**Your objective**:
Print the complete set of entries exactly.

**Material to process**:
▼▼▼

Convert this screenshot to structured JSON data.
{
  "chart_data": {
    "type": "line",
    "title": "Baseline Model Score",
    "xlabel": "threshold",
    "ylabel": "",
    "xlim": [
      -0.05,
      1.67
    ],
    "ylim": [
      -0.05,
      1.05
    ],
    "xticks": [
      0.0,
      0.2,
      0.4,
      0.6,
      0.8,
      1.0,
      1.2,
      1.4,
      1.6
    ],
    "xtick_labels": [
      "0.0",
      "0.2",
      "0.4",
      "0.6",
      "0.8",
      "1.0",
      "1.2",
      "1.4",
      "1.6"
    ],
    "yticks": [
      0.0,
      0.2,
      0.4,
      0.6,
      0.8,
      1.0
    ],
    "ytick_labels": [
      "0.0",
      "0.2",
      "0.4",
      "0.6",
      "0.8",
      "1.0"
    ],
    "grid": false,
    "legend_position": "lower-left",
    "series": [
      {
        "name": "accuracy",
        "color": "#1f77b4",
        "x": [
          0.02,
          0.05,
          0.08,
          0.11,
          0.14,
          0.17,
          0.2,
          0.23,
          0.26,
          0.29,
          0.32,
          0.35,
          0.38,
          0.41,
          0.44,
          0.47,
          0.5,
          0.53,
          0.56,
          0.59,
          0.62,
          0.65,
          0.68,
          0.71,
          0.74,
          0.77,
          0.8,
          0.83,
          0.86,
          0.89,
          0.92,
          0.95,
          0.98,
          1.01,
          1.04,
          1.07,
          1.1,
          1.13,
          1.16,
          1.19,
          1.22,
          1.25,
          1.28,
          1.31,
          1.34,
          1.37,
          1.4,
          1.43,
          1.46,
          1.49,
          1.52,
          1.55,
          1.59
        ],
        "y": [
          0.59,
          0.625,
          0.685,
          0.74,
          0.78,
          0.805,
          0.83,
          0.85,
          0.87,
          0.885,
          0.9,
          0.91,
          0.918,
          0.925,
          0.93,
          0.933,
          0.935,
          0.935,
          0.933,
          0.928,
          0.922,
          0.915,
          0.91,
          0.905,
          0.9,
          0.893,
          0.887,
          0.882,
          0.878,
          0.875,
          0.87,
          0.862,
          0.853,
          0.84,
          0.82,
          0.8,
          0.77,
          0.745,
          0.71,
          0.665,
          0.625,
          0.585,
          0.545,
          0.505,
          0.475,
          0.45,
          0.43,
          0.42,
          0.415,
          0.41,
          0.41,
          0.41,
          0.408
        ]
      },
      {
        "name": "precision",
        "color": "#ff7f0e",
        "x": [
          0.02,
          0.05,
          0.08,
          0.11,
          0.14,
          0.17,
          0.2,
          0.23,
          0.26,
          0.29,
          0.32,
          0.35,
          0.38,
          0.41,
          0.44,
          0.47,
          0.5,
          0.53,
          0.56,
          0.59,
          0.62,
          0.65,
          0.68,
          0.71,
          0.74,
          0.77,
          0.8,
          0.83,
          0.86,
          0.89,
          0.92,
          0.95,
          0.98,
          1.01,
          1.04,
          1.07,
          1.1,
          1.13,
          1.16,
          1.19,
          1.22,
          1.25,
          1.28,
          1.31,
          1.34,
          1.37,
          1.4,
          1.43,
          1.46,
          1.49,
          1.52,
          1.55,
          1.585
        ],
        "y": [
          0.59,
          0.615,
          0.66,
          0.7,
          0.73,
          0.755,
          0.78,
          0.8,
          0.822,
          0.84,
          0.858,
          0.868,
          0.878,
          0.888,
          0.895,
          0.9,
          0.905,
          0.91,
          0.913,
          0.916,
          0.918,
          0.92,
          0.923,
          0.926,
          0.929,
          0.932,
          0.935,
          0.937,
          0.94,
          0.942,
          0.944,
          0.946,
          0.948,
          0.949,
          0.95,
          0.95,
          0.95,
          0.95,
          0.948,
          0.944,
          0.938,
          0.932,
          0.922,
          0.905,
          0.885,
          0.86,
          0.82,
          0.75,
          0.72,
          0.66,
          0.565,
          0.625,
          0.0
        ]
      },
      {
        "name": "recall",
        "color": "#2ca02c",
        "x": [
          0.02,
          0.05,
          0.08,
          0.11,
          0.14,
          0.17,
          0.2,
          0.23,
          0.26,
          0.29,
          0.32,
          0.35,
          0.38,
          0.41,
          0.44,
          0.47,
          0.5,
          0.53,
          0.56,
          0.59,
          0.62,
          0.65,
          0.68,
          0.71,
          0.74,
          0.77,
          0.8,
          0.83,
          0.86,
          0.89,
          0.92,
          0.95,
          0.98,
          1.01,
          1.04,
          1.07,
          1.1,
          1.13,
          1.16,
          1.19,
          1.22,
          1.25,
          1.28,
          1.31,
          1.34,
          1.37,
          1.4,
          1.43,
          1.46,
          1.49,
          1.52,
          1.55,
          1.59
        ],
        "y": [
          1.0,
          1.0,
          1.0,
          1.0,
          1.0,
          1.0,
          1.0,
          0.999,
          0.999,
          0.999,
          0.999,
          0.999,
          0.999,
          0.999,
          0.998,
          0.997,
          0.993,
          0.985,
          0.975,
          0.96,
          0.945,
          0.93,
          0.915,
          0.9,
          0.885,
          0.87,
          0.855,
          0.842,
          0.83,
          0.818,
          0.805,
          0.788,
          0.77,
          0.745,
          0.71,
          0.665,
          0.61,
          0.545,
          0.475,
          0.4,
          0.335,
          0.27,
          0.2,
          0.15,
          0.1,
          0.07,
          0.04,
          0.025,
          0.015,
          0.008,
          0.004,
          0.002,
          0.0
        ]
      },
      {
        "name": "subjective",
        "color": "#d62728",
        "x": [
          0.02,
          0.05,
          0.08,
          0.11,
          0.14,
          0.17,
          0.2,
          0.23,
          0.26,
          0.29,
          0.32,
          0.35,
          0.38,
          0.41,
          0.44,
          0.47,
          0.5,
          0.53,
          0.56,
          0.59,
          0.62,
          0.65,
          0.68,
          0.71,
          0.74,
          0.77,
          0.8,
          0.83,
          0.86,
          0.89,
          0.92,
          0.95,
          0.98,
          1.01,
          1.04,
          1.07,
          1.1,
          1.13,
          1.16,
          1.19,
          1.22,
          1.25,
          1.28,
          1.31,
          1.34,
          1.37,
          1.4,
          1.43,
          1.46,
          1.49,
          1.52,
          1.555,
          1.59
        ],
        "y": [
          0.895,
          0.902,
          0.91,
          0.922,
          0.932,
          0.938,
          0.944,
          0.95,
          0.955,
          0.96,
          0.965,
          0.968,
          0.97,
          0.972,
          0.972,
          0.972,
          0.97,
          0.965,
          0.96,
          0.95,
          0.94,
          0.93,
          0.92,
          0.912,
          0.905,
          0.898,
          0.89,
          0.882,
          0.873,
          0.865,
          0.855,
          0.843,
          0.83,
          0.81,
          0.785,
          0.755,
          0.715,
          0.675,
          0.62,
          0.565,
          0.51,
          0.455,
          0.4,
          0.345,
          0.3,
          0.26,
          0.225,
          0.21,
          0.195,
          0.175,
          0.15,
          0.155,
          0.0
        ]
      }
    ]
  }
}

▲▲▲

**Result of this task**:
Convert this screenshot to structured JSON data.
{
  "chart_data": {
    "type": "line",
    "title": "Baseline Model Score",
    "xlabel": "threshold",
    "ylabel": "",
    "xlim": [
      -0.05,
      1.67
    ],
    "ylim": [
      -0.05,
      1.05
    ],
    "xticks": [
      0.0,
      0.2,
      0.4,
      0.6,
      0.8,
      1.0,
      1.2,
      1.4,
      1.6
    ],
    "xtick_labels": [
      "0.0",
      "0.2",
      "0.4",
      "0.6",
      "0.8",
      "1.0",
      "1.2",
      "1.4",
      "1.6"
    ],
    "yticks": [
      0.0,
      0.2,
      0.4,
      0.6,
      0.8,
      1.0
    ],
    "ytick_labels": [
      "0.0",
      "0.2",
      "0.4",
      "0.6",
      "0.8",
      "1.0"
    ],
    "grid": false,
    "legend_position": "lower-left",
    "series": [
      {
        "name": "accuracy",
        "color": "#1f77b4",
        "x": [
          0.02,
          0.05,
          0.08,
          0.11,
          0.14,
          0.17,
          0.2,
          0.23,
          0.26,
          0.29,
          0.32,
          0.35,
          0.38,
          0.41,
          0.44,
          0.47,
          0.5,
          0.53,
          0.56,
          0.59,
          0.62,
          0.65,
          0.68,
          0.71,
          0.74,
          0.77,
          0.8,
          0.83,
          0.86,
          0.89,
          0.92,
          0.95,
          0.98,
          1.01,
          1.04,
          1.07,
          1.1,
          1.13,
          1.16,
          1.19,
          1.22,
          1.25,
          1.28,
          1.31,
          1.34,
          1.37,
          1.4,
          1.43,
          1.46,
          1.49,
          1.52,
          1.55,
          1.59
        ],
        "y": [
          0.59,
          0.625,
          0.685,
          0.74,
          0.78,
          0.805,
          0.83,
          0.85,
          0.87,
          0.885,
          0.9,
          0.91,
          0.918,
          0.925,
          0.93,
          0.933,
          0.935,
          0.935,
          0.933,
          0.928,
          0.922,
          0.915,
          0.91,
          0.905,
          0.9,
          0.893,
          0.887,
          0.882,
          0.878,
          0.875,
          0.87,
          0.862,
          0.853,
          0.84,
          0.82,
          0.8,
          0.77,
          0.745,
          0.71,
          0.665,
          0.625,
          0.585,
          0.545,
          0.505,
          0.475,
          0.45,
          0.43,
          0.42,
          0.415,
          0.41,
          0.41,
          0.41,
          0.408
        ]
      },
      {
        "name": "precision",
        "color": "#ff7f0e",
        "x": [
          0.02,
          0.05,
          0.08,
          0.11,
          0.14,
          0.17,
          0.2,
          0.23,
          0.26,
          0.29,
          0.32,
          0.35,
          0.38,
          0.41,
          0.44,
          0.47,
          0.5,
          0.53,
          0.56,
          0.59,
          0.62,
          0.65,
          0.68,
          0.71,
          0.74,
          0.77,
          0.8,
          0.83,
          0.86,
          0.89,
          0.92,
          0.95,
          0.98,
          1.01,
          1.04,
          1.07,
          1.1,
          1.13,
          1.16,
          1.19,
          1.22,
          1.25,
          1.28,
          1.31,
          1.34,
          1.37,
          1.4,
          1.43,
          1.46,
          1.49,
          1.52,
          1.55,
          1.585
        ],
        "y": [
          0.59,
          0.615,
          0.66,
          0.7,
          0.73,
          0.755,
          0.78,
          0.8,
          0.822,
          0.84,
          0.858,
          0.868,
          0.878,
          0.888,
          0.895,
          0.9,
          0.905,
          0.91,
          0.913,
          0.916,
          0.918,
          0.92,
          0.923,
          0.926,
          0.929,
          0.932,
          0.935,
          0.937,
          0.94,
          0.942,
          0.944,
          0.946,
          0.948,
          0.949,
          0.95,
          0.95,
          0.95,
          0.95,
          0.948,
          0.944,
          0.938,
          0.932,
          0.922,
          0.905,
          0.885,
          0.86,
          0.82,
          0.75,
          0.72,
          0.66,
          0.565,
          0.625,
          0.0
        ]
      },
      {
        "name": "recall",
        "color": "#2ca02c",
        "x": [
          0.02,
          0.05,
          0.08,
          0.11,
          0.14,
          0.17,
          0.2,
          0.23,
          0.26,
          0.29,
          0.32,
          0.35,
          0.38,
          0.41,
          0.44,
          0.47,
          0.5,
          0.53,
          0.56,
          0.59,
          0.62,
          0.65,
          0.68,
          0.71,
          0.74,
          0.77,
          0.8,
          0.83,
          0.86,
          0.89,
          0.92,
          0.95,
          0.98,
          1.01,
          1.04,
          1.07,
          1.1,
          1.13,
          1.16,
          1.19,
          1.22,
          1.25,
          1.28,
          1.31,
          1.34,
          1.37,
          1.4,
          1.43,
          1.46,
          1.49,
          1.52,
          1.55,
          1.59
        ],
        "y": [
          1.0,
          1.0,
          1.0,
          1.0,
          1.0,
          1.0,
          1.0,
          0.999,
          0.999,
          0.999,
          0.999,
          0.999,
          0.999,
          0.999,
          0.998,
          0.997,
          0.993,
          0.985,
          0.975,
          0.96,
          0.945,
          0.93,
          0.915,
          0.9,
          0.885,
          0.87,
          0.855,
          0.842,
          0.83,
          0.818,
          0.805,
          0.788,
          0.77,
          0.745,
          0.71,
          0.665,
          0.61,
          0.545,
          0.475,
          0.4,
          0.335,
          0.27,
          0.2,
          0.15,
          0.1,
          0.07,
          0.04,
          0.025,
          0.015,
          0.008,
          0.004,
          0.002,
          0.0
        ]
      },
      {
        "name": "subjective",
        "color": "#d62728",
        "x": [
          0.02,
          0.05,
          0.08,
          0.11,
          0.14,
          0.17,
          0.2,
          0.23,
          0.26,
          0.29,
          0.32,
          0.35,
          0.38,
          0.41,
          0.44,
          0.47,
          0.5,
          0.53,
          0.56,
          0.59,
          0.62,
          0.65,
          0.68,
          0.71,
          0.74,
          0.77,
          0.8,
          0.83,
          0.86,
          0.89,
          0.92,
          0.95,
          0.98,
          1.01,
          1.04,
          1.07,
          1.1,
          1.13,
          1.16,
          1.19,
          1.22,
          1.25,
          1.28,
          1.31,
          1.34,
          1.37,
          1.4,
          1.43,
          1.46,
          1.49,
          1.52,
          1.555,
          1.59
        ],
        "y": [
          0.895,
          0.902,
          0.91,
          0.922,
          0.932,
          0.938,
          0.944,
          0.95,
          0.955,
          0.96,
          0.965,
          0.968,
          0.97,
          0.972,
          0.972,
          0.972,
          0.97,
          0.965,
          0.96,
          0.95,
          0.94,
          0.93,
          0.92,
          0.912,
          0.905,
          0.898,
          0.89,
          0.882,
          0.873,
          0.865,
          0.855,
          0.843,
          0.83,
          0.81,
          0.785,
          0.755,
          0.715,
          0.675,
          0.62,
          0.565,
          0.51,
          0.455,
          0.4,
          0.345,
          0.3,
          0.26,
          0.225,
          0.21,
          0.195,
          0.175,
          0.15,
          0.155,
          0.0
        ]
      }
    ]
  }
}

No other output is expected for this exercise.